>> begin Data extract

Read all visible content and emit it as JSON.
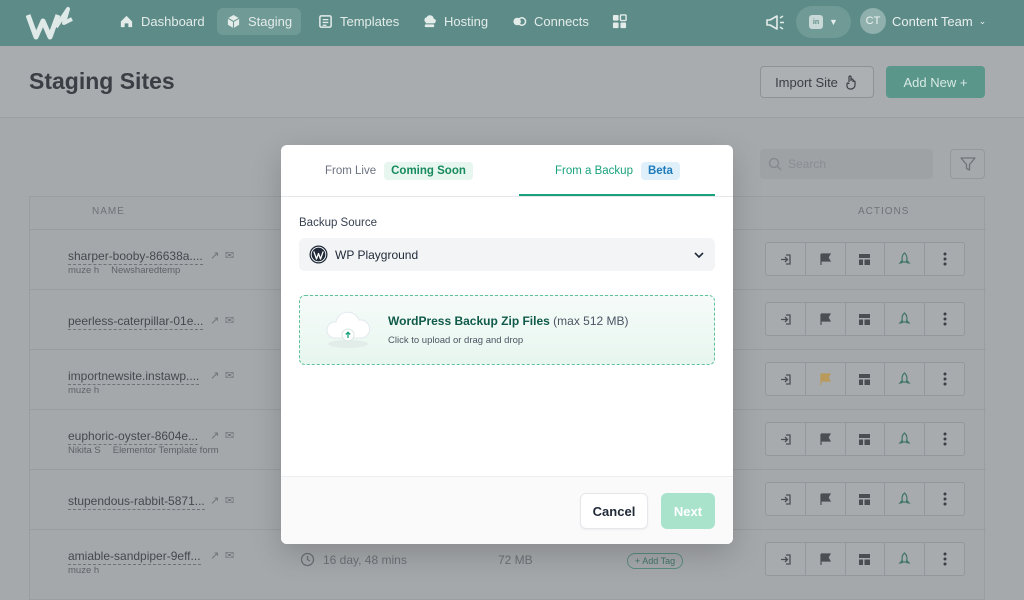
{
  "nav": {
    "items": [
      {
        "label": "Dashboard",
        "icon": "home-icon"
      },
      {
        "label": "Staging",
        "icon": "cube-icon",
        "active": true
      },
      {
        "label": "Templates",
        "icon": "template-icon"
      },
      {
        "label": "Hosting",
        "icon": "cloud-server-icon"
      },
      {
        "label": "Connects",
        "icon": "connects-icon"
      },
      {
        "label": "",
        "icon": "apps-grid-icon"
      }
    ],
    "avatar_initials": "CT",
    "team_name": "Content Team",
    "pill_icon_text": "in"
  },
  "header": {
    "title": "Staging Sites",
    "import_label": "Import Site",
    "add_new_label": "Add New +"
  },
  "list": {
    "search_placeholder": "Search",
    "col_name": "NAME",
    "col_actions": "ACTIONS",
    "rows": [
      {
        "name": "sharper-booby-86638a....",
        "user": "muze h",
        "template": "Newsharedtemp"
      },
      {
        "name": "peerless-caterpillar-01e...",
        "user": "",
        "template": ""
      },
      {
        "name": "importnewsite.instawp....",
        "user": "muze h",
        "template": ""
      },
      {
        "name": "euphoric-oyster-8604e...",
        "user": "Nikita S",
        "template": "Elementor Template form"
      },
      {
        "name": "stupendous-rabbit-5871...",
        "user": "",
        "template": ""
      },
      {
        "name": "amiable-sandpiper-9eff...",
        "user": "muze h",
        "template": "",
        "time": "16 day, 48 mins",
        "size": "72 MB",
        "tag": "+ Add Tag"
      }
    ]
  },
  "modal": {
    "tab_live": "From Live",
    "tab_live_badge": "Coming Soon",
    "tab_backup": "From a Backup",
    "tab_backup_badge": "Beta",
    "source_label": "Backup Source",
    "source_value": "WP Playground",
    "dropzone_title": "WordPress Backup Zip Files",
    "dropzone_limit": "(max 512 MB)",
    "dropzone_sub": "Click to upload or drag and drop",
    "cancel_label": "Cancel",
    "next_label": "Next"
  },
  "colors": {
    "nav_bg": "#5d8c88",
    "accent": "#19a27c",
    "next_disabled": "#a9e3cc"
  }
}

>> end Data extract

§ **Set problem**:
Omit the pictures. Transcribe every record exactly.

§ **Solution to this problem**:
Read all visible content and emit it as JSON.
{
  "nav": {
    "items": [
      {
        "label": "Dashboard",
        "icon": "home-icon"
      },
      {
        "label": "Staging",
        "icon": "cube-icon",
        "active": true
      },
      {
        "label": "Templates",
        "icon": "template-icon"
      },
      {
        "label": "Hosting",
        "icon": "cloud-server-icon"
      },
      {
        "label": "Connects",
        "icon": "connects-icon"
      },
      {
        "label": "",
        "icon": "apps-grid-icon"
      }
    ],
    "avatar_initials": "CT",
    "team_name": "Content Team",
    "pill_icon_text": "in"
  },
  "header": {
    "title": "Staging Sites",
    "import_label": "Import Site",
    "add_new_label": "Add New +"
  },
  "list": {
    "search_placeholder": "Search",
    "col_name": "NAME",
    "col_actions": "ACTIONS",
    "rows": [
      {
        "name": "sharper-booby-86638a....",
        "user": "muze h",
        "template": "Newsharedtemp"
      },
      {
        "name": "peerless-caterpillar-01e...",
        "user": "",
        "template": ""
      },
      {
        "name": "importnewsite.instawp....",
        "user": "muze h",
        "template": ""
      },
      {
        "name": "euphoric-oyster-8604e...",
        "user": "Nikita S",
        "template": "Elementor Template form"
      },
      {
        "name": "stupendous-rabbit-5871...",
        "user": "",
        "template": ""
      },
      {
        "name": "amiable-sandpiper-9eff...",
        "user": "muze h",
        "template": "",
        "time": "16 day, 48 mins",
        "size": "72 MB",
        "tag": "+ Add Tag"
      }
    ]
  },
  "modal": {
    "tab_live": "From Live",
    "tab_live_badge": "Coming Soon",
    "tab_backup": "From a Backup",
    "tab_backup_badge": "Beta",
    "source_label": "Backup Source",
    "source_value": "WP Playground",
    "dropzone_title": "WordPress Backup Zip Files",
    "dropzone_limit": "(max 512 MB)",
    "dropzone_sub": "Click to upload or drag and drop",
    "cancel_label": "Cancel",
    "next_label": "Next"
  },
  "colors": {
    "nav_bg": "#5d8c88",
    "accent": "#19a27c",
    "next_disabled": "#a9e3cc"
  }
}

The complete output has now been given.